**Dataset excerpts**
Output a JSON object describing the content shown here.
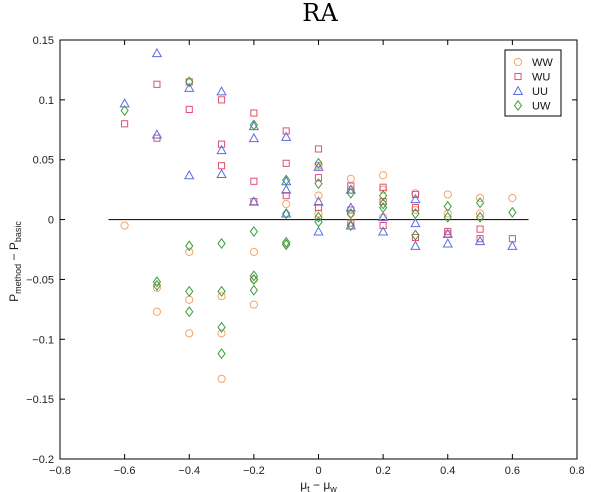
{
  "chart_data": {
    "type": "scatter",
    "title": "RA",
    "xlabel": {
      "base": "μ",
      "sub1": "t",
      "mid": " − μ",
      "sub2": "w"
    },
    "ylabel": {
      "base": "P",
      "sub1": "method",
      "mid": " − P",
      "sub2": "basic"
    },
    "xlim": [
      -0.8,
      0.8
    ],
    "ylim": [
      -0.2,
      0.15
    ],
    "xticks": [
      -0.8,
      -0.6,
      -0.4,
      -0.2,
      0,
      0.2,
      0.4,
      0.6,
      0.8
    ],
    "xtick_labels": [
      "−0.8",
      "−0.6",
      "−0.4",
      "−0.2",
      "0",
      "0.2",
      "0.4",
      "0.6",
      "0.8"
    ],
    "yticks": [
      -0.2,
      -0.15,
      -0.1,
      -0.05,
      0,
      0.05,
      0.1,
      0.15
    ],
    "ytick_labels": [
      "−0.2",
      "−0.15",
      "−0.1",
      "−0.05",
      "0",
      "0.05",
      "0.1",
      "0.15"
    ],
    "grid": false,
    "legend_position": "top-right",
    "reference_line": {
      "y": 0,
      "x_from": -0.65,
      "x_to": 0.65,
      "color": "#000000"
    },
    "series": [
      {
        "name": "WW",
        "marker": "circle",
        "color": "#f4a46a",
        "x": [
          -0.6,
          -0.5,
          -0.5,
          -0.4,
          -0.4,
          -0.4,
          -0.3,
          -0.3,
          -0.3,
          -0.2,
          -0.2,
          -0.2,
          -0.1,
          -0.1,
          0,
          0,
          0,
          0.1,
          0.1,
          0.1,
          0.2,
          0.2,
          0.2,
          0.3,
          0.3,
          0.4,
          0.4,
          0.5,
          0.5,
          0.6
        ],
        "y": [
          -0.005,
          -0.057,
          -0.077,
          -0.027,
          -0.067,
          -0.095,
          -0.064,
          -0.095,
          -0.133,
          -0.027,
          -0.05,
          -0.071,
          -0.02,
          0.013,
          0.005,
          0.02,
          0.045,
          0.034,
          0.025,
          0.005,
          0.037,
          0.025,
          0.002,
          0.022,
          0.008,
          0.021,
          0.005,
          0.018,
          0.005,
          0.018
        ]
      },
      {
        "name": "WU",
        "marker": "square",
        "color": "#e0506e",
        "x": [
          -0.6,
          -0.5,
          -0.5,
          -0.4,
          -0.4,
          -0.3,
          -0.3,
          -0.3,
          -0.2,
          -0.2,
          -0.2,
          -0.1,
          -0.1,
          -0.1,
          0,
          0,
          0,
          0.1,
          0.1,
          0.1,
          0.2,
          0.2,
          0.2,
          0.3,
          0.3,
          0.3,
          0.4,
          0.4,
          0.5,
          0.5,
          0.6
        ],
        "y": [
          0.08,
          0.113,
          0.068,
          0.092,
          0.115,
          0.1,
          0.063,
          0.045,
          0.089,
          0.032,
          0.015,
          0.074,
          0.047,
          0.02,
          0.059,
          0.035,
          0.01,
          0.028,
          0.008,
          -0.003,
          0.027,
          0.015,
          -0.005,
          0.021,
          0.01,
          -0.015,
          -0.01,
          -0.012,
          -0.008,
          -0.016,
          -0.016
        ]
      },
      {
        "name": "UU",
        "marker": "triangle",
        "color": "#5a6ee0",
        "x": [
          -0.6,
          -0.5,
          -0.5,
          -0.4,
          -0.4,
          -0.3,
          -0.3,
          -0.3,
          -0.2,
          -0.2,
          -0.2,
          -0.1,
          -0.1,
          -0.1,
          -0.1,
          0,
          0,
          0,
          0.1,
          0.1,
          0.1,
          0.2,
          0.2,
          0.3,
          0.3,
          0.3,
          0.4,
          0.4,
          0.5,
          0.6
        ],
        "y": [
          0.097,
          0.139,
          0.071,
          0.11,
          0.037,
          0.107,
          0.058,
          0.038,
          0.078,
          0.068,
          0.015,
          0.069,
          0.032,
          0.025,
          0.005,
          0.044,
          0.015,
          -0.01,
          0.01,
          -0.005,
          0.025,
          0.002,
          -0.01,
          -0.022,
          -0.003,
          0.017,
          -0.02,
          -0.012,
          -0.018,
          -0.022
        ]
      },
      {
        "name": "UW",
        "marker": "diamond",
        "color": "#3f9a3f",
        "x": [
          -0.6,
          -0.5,
          -0.5,
          -0.4,
          -0.4,
          -0.4,
          -0.4,
          -0.3,
          -0.3,
          -0.3,
          -0.3,
          -0.2,
          -0.2,
          -0.2,
          -0.2,
          -0.2,
          -0.1,
          -0.1,
          -0.1,
          -0.1,
          0,
          0,
          0,
          0,
          0.1,
          0.1,
          0.1,
          0.2,
          0.2,
          0.2,
          0.3,
          0.3,
          0.4,
          0.4,
          0.5,
          0.5,
          0.6
        ],
        "y": [
          0.091,
          -0.052,
          -0.055,
          0.115,
          -0.022,
          -0.06,
          -0.077,
          -0.02,
          -0.06,
          -0.09,
          -0.112,
          0.079,
          -0.01,
          -0.047,
          -0.05,
          -0.059,
          0.033,
          0.005,
          -0.019,
          -0.021,
          0.047,
          0.03,
          0.002,
          -0.002,
          0.022,
          0.005,
          -0.005,
          0.02,
          0.013,
          0.01,
          0.005,
          -0.013,
          0.011,
          0.002,
          0.014,
          0.002,
          0.006
        ]
      }
    ]
  }
}
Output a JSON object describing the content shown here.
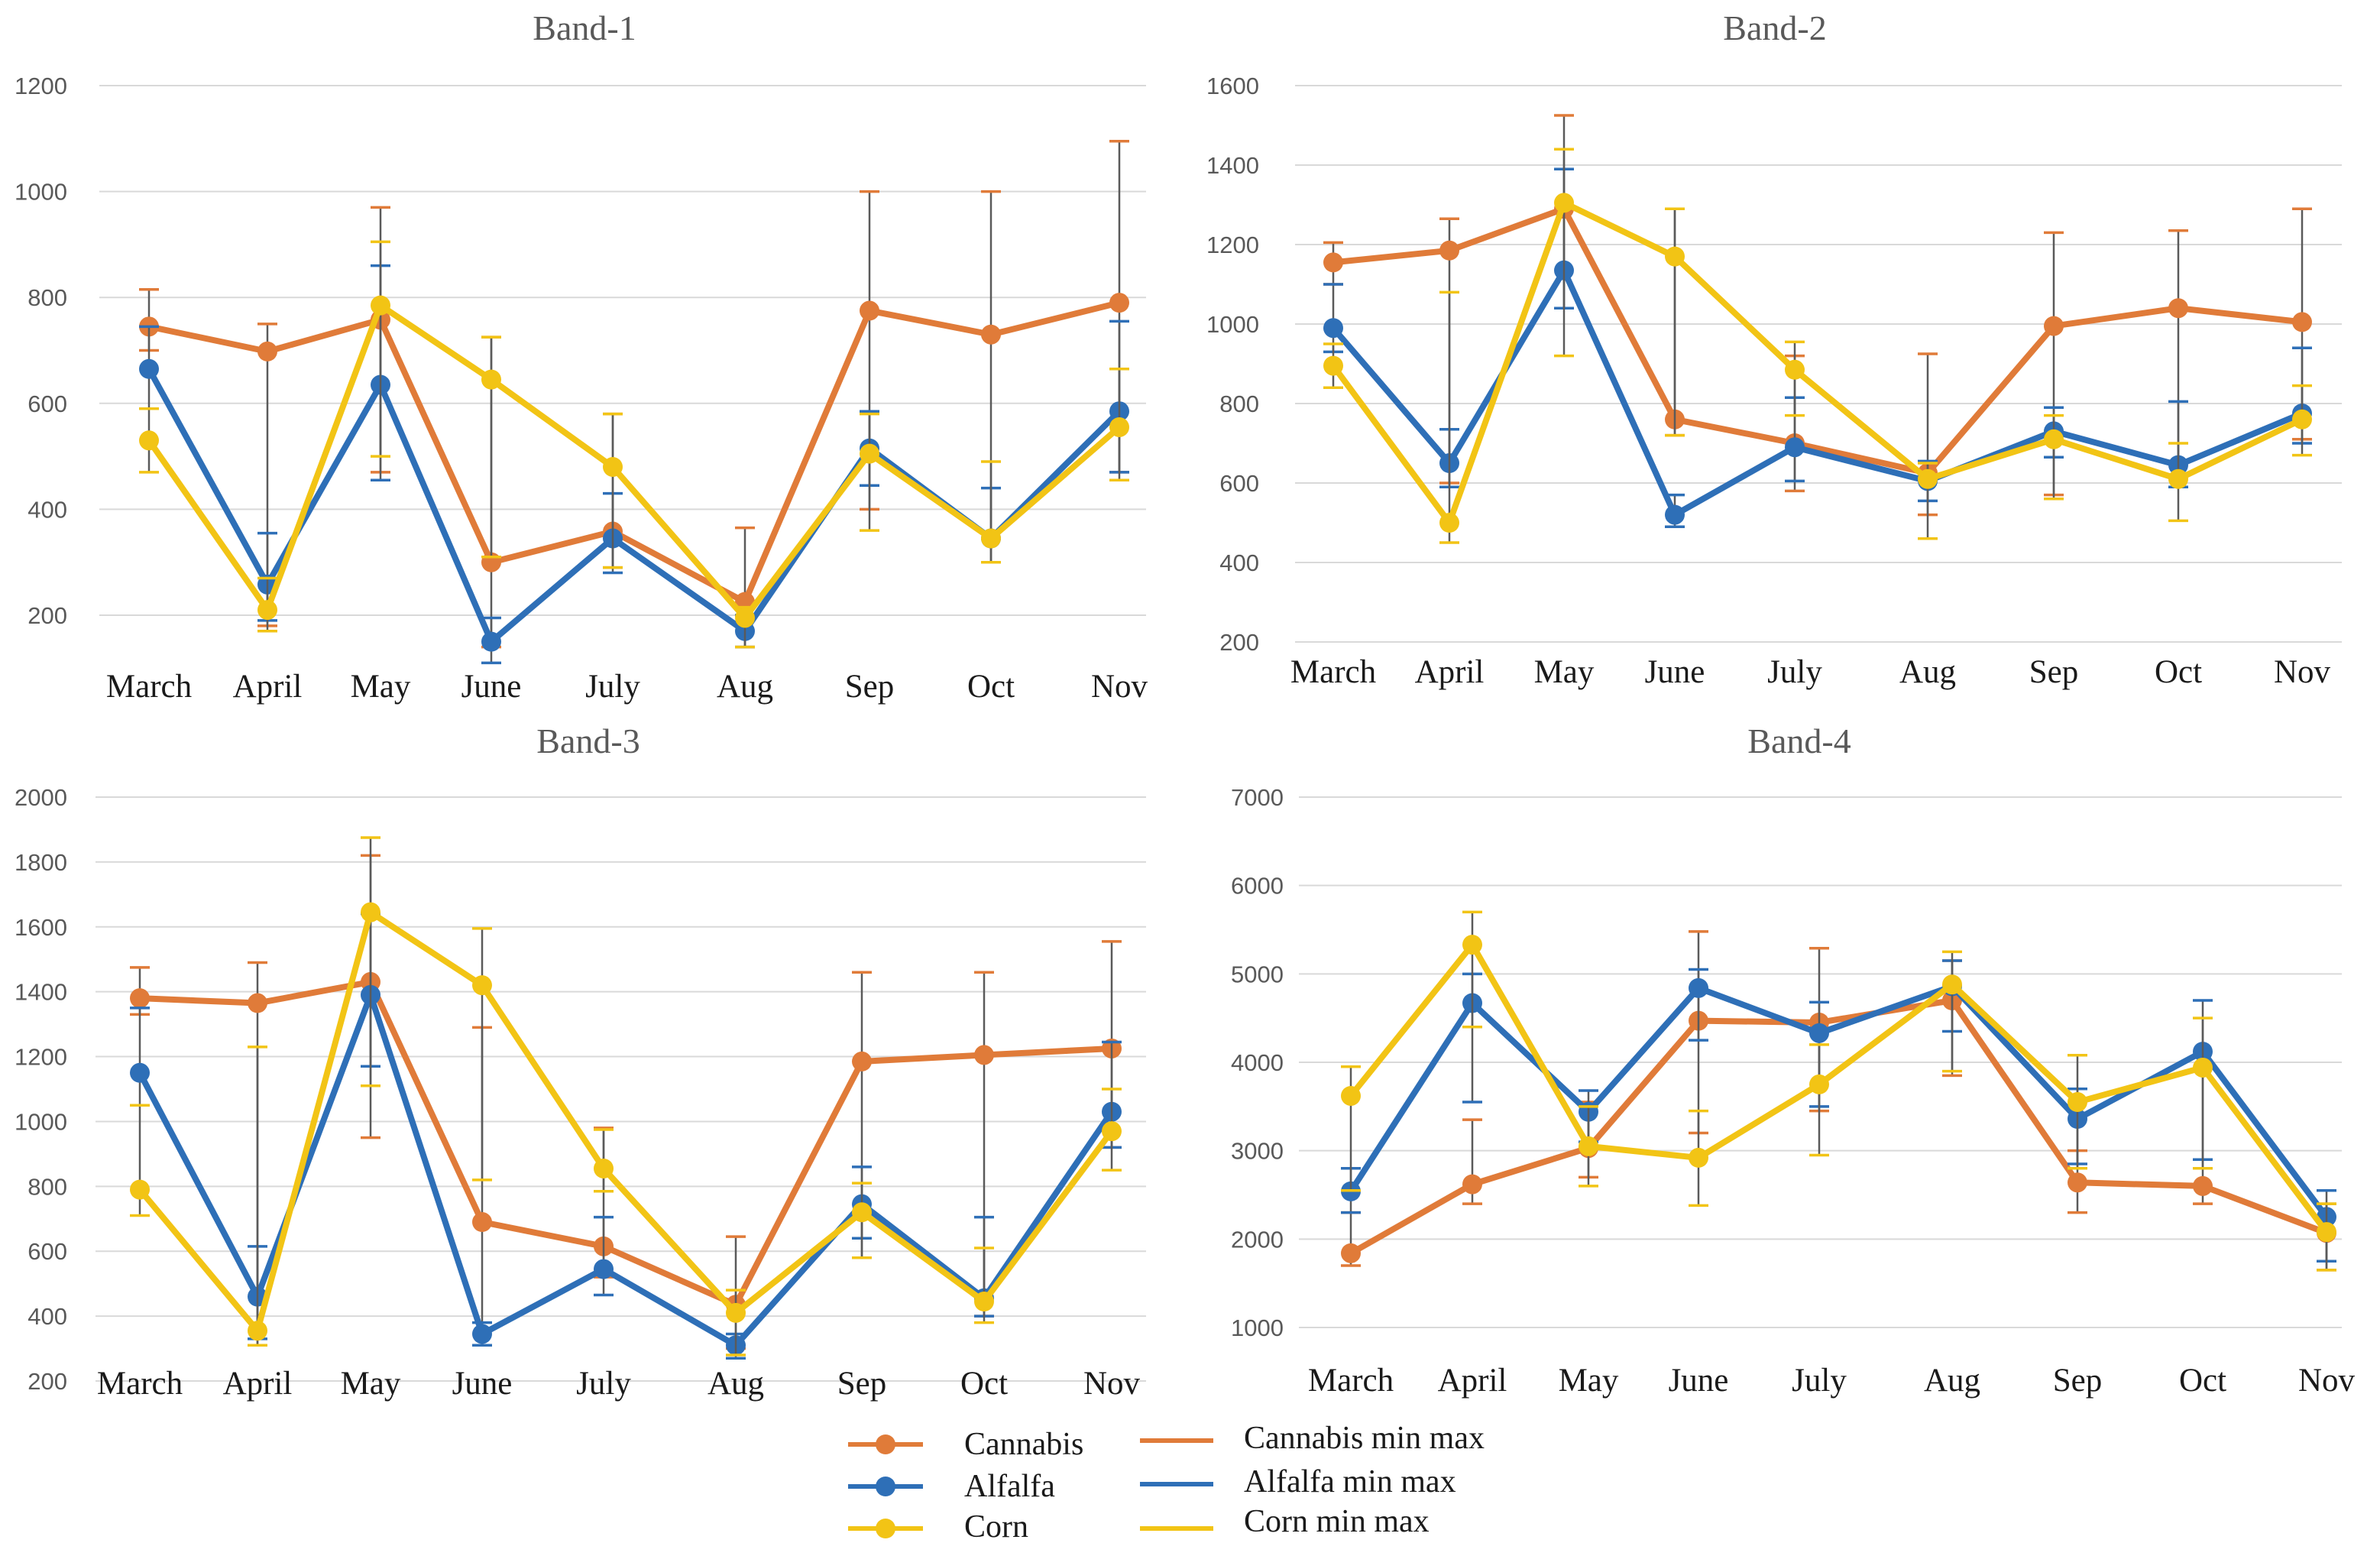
{
  "chart_data": [
    {
      "type": "line",
      "title": "Band-1",
      "categories": [
        "March",
        "April",
        "May",
        "June",
        "July",
        "Aug",
        "Sep",
        "Oct",
        "Nov"
      ],
      "ylim": [
        200,
        1200
      ],
      "yticks": [
        200,
        400,
        600,
        800,
        1000,
        1200
      ],
      "grid": true,
      "series": [
        {
          "name": "Cannabis",
          "values": [
            745,
            698,
            758,
            300,
            358,
            225,
            775,
            730,
            790
          ],
          "min": [
            700,
            180,
            470,
            140,
            290,
            140,
            400,
            300,
            470
          ],
          "max": [
            815,
            750,
            970,
            725,
            580,
            365,
            1000,
            1000,
            1095
          ]
        },
        {
          "name": "Alfalfa",
          "values": [
            665,
            258,
            635,
            150,
            345,
            170,
            515,
            345,
            585
          ],
          "min": [
            590,
            190,
            455,
            110,
            280,
            140,
            445,
            300,
            470
          ],
          "max": [
            745,
            355,
            860,
            195,
            430,
            200,
            585,
            440,
            755
          ]
        },
        {
          "name": "Corn",
          "values": [
            530,
            210,
            785,
            645,
            480,
            195,
            505,
            345,
            555
          ],
          "min": [
            470,
            170,
            500,
            310,
            290,
            140,
            360,
            300,
            455
          ],
          "max": [
            590,
            270,
            905,
            725,
            580,
            215,
            580,
            490,
            665
          ]
        }
      ]
    },
    {
      "type": "line",
      "title": "Band-2",
      "categories": [
        "March",
        "April",
        "May",
        "June",
        "July",
        "Aug",
        "Sep",
        "Oct",
        "Nov"
      ],
      "ylim": [
        200,
        1600
      ],
      "yticks": [
        200,
        400,
        600,
        800,
        1000,
        1200,
        1400,
        1600
      ],
      "grid": true,
      "series": [
        {
          "name": "Cannabis",
          "values": [
            1155,
            1185,
            1290,
            760,
            700,
            625,
            995,
            1040,
            1005
          ],
          "min": [
            1100,
            600,
            1040,
            720,
            580,
            520,
            570,
            590,
            710
          ],
          "max": [
            1205,
            1265,
            1525,
            1290,
            920,
            925,
            1230,
            1235,
            1290
          ]
        },
        {
          "name": "Alfalfa",
          "values": [
            990,
            650,
            1135,
            520,
            690,
            605,
            730,
            645,
            775
          ],
          "min": [
            930,
            590,
            1040,
            490,
            605,
            555,
            665,
            590,
            700
          ],
          "max": [
            1100,
            735,
            1390,
            570,
            815,
            655,
            790,
            805,
            940
          ]
        },
        {
          "name": "Corn",
          "values": [
            895,
            500,
            1305,
            1170,
            885,
            610,
            710,
            610,
            760
          ],
          "min": [
            840,
            450,
            920,
            720,
            770,
            460,
            560,
            505,
            670
          ],
          "max": [
            950,
            1080,
            1440,
            1290,
            955,
            650,
            770,
            700,
            845
          ]
        }
      ]
    },
    {
      "type": "line",
      "title": "Band-3",
      "categories": [
        "March",
        "April",
        "May",
        "June",
        "July",
        "Aug",
        "Sep",
        "Oct",
        "Nov"
      ],
      "ylim": [
        200,
        2000
      ],
      "yticks": [
        200,
        400,
        600,
        800,
        1000,
        1200,
        1400,
        1600,
        1800,
        2000
      ],
      "grid": true,
      "series": [
        {
          "name": "Cannabis",
          "values": [
            1380,
            1365,
            1430,
            690,
            615,
            435,
            1185,
            1205,
            1225
          ],
          "min": [
            1330,
            310,
            950,
            310,
            520,
            300,
            580,
            400,
            920
          ],
          "max": [
            1475,
            1490,
            1820,
            1290,
            980,
            645,
            1460,
            1460,
            1555
          ]
        },
        {
          "name": "Alfalfa",
          "values": [
            1150,
            460,
            1390,
            345,
            545,
            310,
            745,
            455,
            1030
          ],
          "min": [
            1050,
            330,
            1170,
            310,
            465,
            270,
            640,
            400,
            920
          ],
          "max": [
            1350,
            615,
            1640,
            380,
            705,
            345,
            860,
            705,
            1245
          ]
        },
        {
          "name": "Corn",
          "values": [
            790,
            355,
            1645,
            1420,
            855,
            410,
            720,
            445,
            970
          ],
          "min": [
            710,
            310,
            1110,
            820,
            785,
            280,
            580,
            380,
            850
          ],
          "max": [
            1050,
            1230,
            1875,
            1595,
            975,
            480,
            810,
            610,
            1100
          ]
        }
      ]
    },
    {
      "type": "line",
      "title": "Band-4",
      "categories": [
        "March",
        "April",
        "May",
        "June",
        "July",
        "Aug",
        "Sep",
        "Oct",
        "Nov"
      ],
      "ylim": [
        1000,
        7000
      ],
      "yticks": [
        1000,
        2000,
        3000,
        4000,
        5000,
        6000,
        7000
      ],
      "grid": true,
      "series": [
        {
          "name": "Cannabis",
          "values": [
            1840,
            2620,
            3030,
            4470,
            4450,
            4700,
            2640,
            2600,
            2070
          ],
          "min": [
            1700,
            2400,
            2700,
            3200,
            3450,
            3850,
            2300,
            2400,
            1650
          ],
          "max": [
            2300,
            3350,
            3550,
            5480,
            5290,
            5150,
            3000,
            2900,
            2400
          ]
        },
        {
          "name": "Alfalfa",
          "values": [
            2540,
            4670,
            3440,
            4840,
            4330,
            4860,
            3360,
            4120,
            2250
          ],
          "min": [
            2300,
            3550,
            3100,
            4250,
            3500,
            4350,
            2850,
            2900,
            1750
          ],
          "max": [
            2800,
            5000,
            3680,
            5050,
            4680,
            5150,
            3700,
            4700,
            2550
          ]
        },
        {
          "name": "Corn",
          "values": [
            3620,
            5330,
            3050,
            2920,
            3750,
            4880,
            3550,
            3940,
            2080
          ],
          "min": [
            2550,
            4400,
            2600,
            2380,
            2950,
            3900,
            2800,
            2800,
            1650
          ],
          "max": [
            3950,
            5700,
            3500,
            3450,
            4200,
            5250,
            4080,
            4500,
            2400
          ]
        }
      ]
    }
  ],
  "legend": {
    "markers": [
      {
        "label": "Cannabis",
        "color": "#E07B39"
      },
      {
        "label": "Alfalfa",
        "color": "#2E6FB7"
      },
      {
        "label": "Corn",
        "color": "#F2C415"
      }
    ],
    "lines": [
      {
        "label": "Cannabis min max",
        "color": "#E07B39"
      },
      {
        "label": "Alfalfa min max",
        "color": "#2E6FB7"
      },
      {
        "label": "Corn min max",
        "color": "#F2C415"
      }
    ]
  },
  "colors": {
    "Cannabis": "#E07B39",
    "Alfalfa": "#2E6FB7",
    "Corn": "#F2C415"
  }
}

**Directions**
Copy out every line of the data that includes "title".

**Response to the task**
    "title": "RA",
      "title": "Band-1",
      "title": "Band-2",
      "title": "Band-3",
      "title": "Band-4",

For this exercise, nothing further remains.